- **Task description**: Quote all entries exactly, leaving pictures aside.

- **Available records**:
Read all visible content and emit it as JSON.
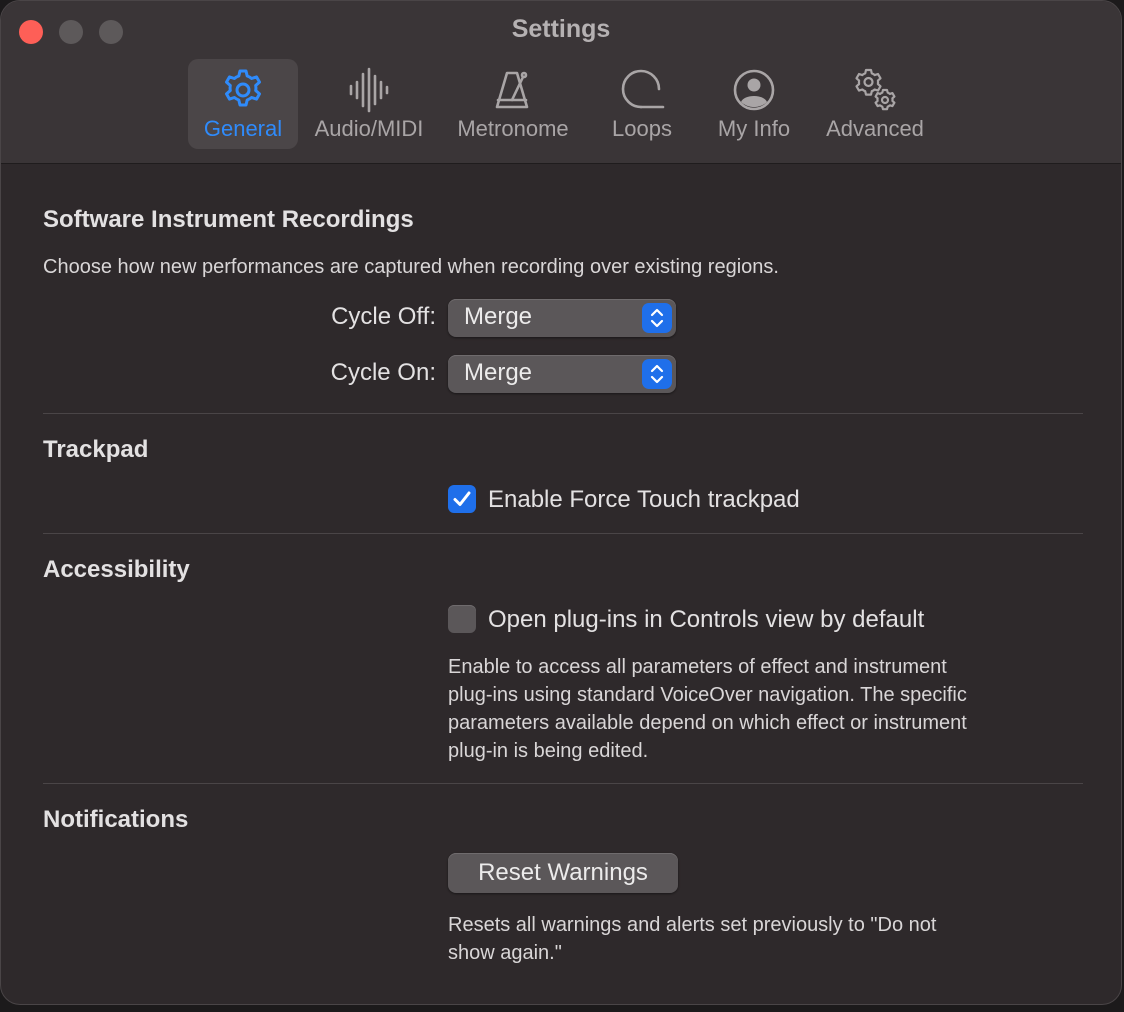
{
  "window": {
    "title": "Settings"
  },
  "tabs": [
    {
      "label": "General",
      "icon": "gear-icon",
      "selected": true
    },
    {
      "label": "Audio/MIDI",
      "icon": "waveform-icon",
      "selected": false
    },
    {
      "label": "Metronome",
      "icon": "metronome-icon",
      "selected": false
    },
    {
      "label": "Loops",
      "icon": "loop-icon",
      "selected": false
    },
    {
      "label": "My Info",
      "icon": "person-icon",
      "selected": false
    },
    {
      "label": "Advanced",
      "icon": "gears-icon",
      "selected": false
    }
  ],
  "software_instrument": {
    "heading": "Software Instrument Recordings",
    "description": "Choose how new performances are captured when recording over existing regions.",
    "cycle_off_label": "Cycle Off:",
    "cycle_off_value": "Merge",
    "cycle_on_label": "Cycle On:",
    "cycle_on_value": "Merge"
  },
  "trackpad": {
    "heading": "Trackpad",
    "force_touch_label": "Enable Force Touch trackpad",
    "force_touch_checked": true
  },
  "accessibility": {
    "heading": "Accessibility",
    "controls_view_label": "Open plug-ins in Controls view by default",
    "controls_view_checked": false,
    "help_line1": "Enable to access all parameters of effect and instrument",
    "help_line2": "plug-ins using standard VoiceOver navigation. The specific",
    "help_line3": "parameters available depend on which effect or instrument",
    "help_line4": "plug-in is being edited."
  },
  "notifications": {
    "heading": "Notifications",
    "reset_button_label": "Reset Warnings",
    "help_line1": "Resets all warnings and alerts set previously to \"Do not",
    "help_line2": "show again.\""
  },
  "colors": {
    "accent": "#2f8bfb",
    "window_bg": "#2e292b",
    "titlebar_bg": "#3a3537",
    "close_red": "#fe5f57"
  }
}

- **The result**:
Read all visible content and emit it as JSON.
{
  "window": {
    "title": "Settings"
  },
  "tabs": [
    {
      "label": "General",
      "icon": "gear-icon",
      "selected": true
    },
    {
      "label": "Audio/MIDI",
      "icon": "waveform-icon",
      "selected": false
    },
    {
      "label": "Metronome",
      "icon": "metronome-icon",
      "selected": false
    },
    {
      "label": "Loops",
      "icon": "loop-icon",
      "selected": false
    },
    {
      "label": "My Info",
      "icon": "person-icon",
      "selected": false
    },
    {
      "label": "Advanced",
      "icon": "gears-icon",
      "selected": false
    }
  ],
  "software_instrument": {
    "heading": "Software Instrument Recordings",
    "description": "Choose how new performances are captured when recording over existing regions.",
    "cycle_off_label": "Cycle Off:",
    "cycle_off_value": "Merge",
    "cycle_on_label": "Cycle On:",
    "cycle_on_value": "Merge"
  },
  "trackpad": {
    "heading": "Trackpad",
    "force_touch_label": "Enable Force Touch trackpad",
    "force_touch_checked": true
  },
  "accessibility": {
    "heading": "Accessibility",
    "controls_view_label": "Open plug-ins in Controls view by default",
    "controls_view_checked": false,
    "help_line1": "Enable to access all parameters of effect and instrument",
    "help_line2": "plug-ins using standard VoiceOver navigation. The specific",
    "help_line3": "parameters available depend on which effect or instrument",
    "help_line4": "plug-in is being edited."
  },
  "notifications": {
    "heading": "Notifications",
    "reset_button_label": "Reset Warnings",
    "help_line1": "Resets all warnings and alerts set previously to \"Do not",
    "help_line2": "show again.\""
  },
  "colors": {
    "accent": "#2f8bfb",
    "window_bg": "#2e292b",
    "titlebar_bg": "#3a3537",
    "close_red": "#fe5f57"
  }
}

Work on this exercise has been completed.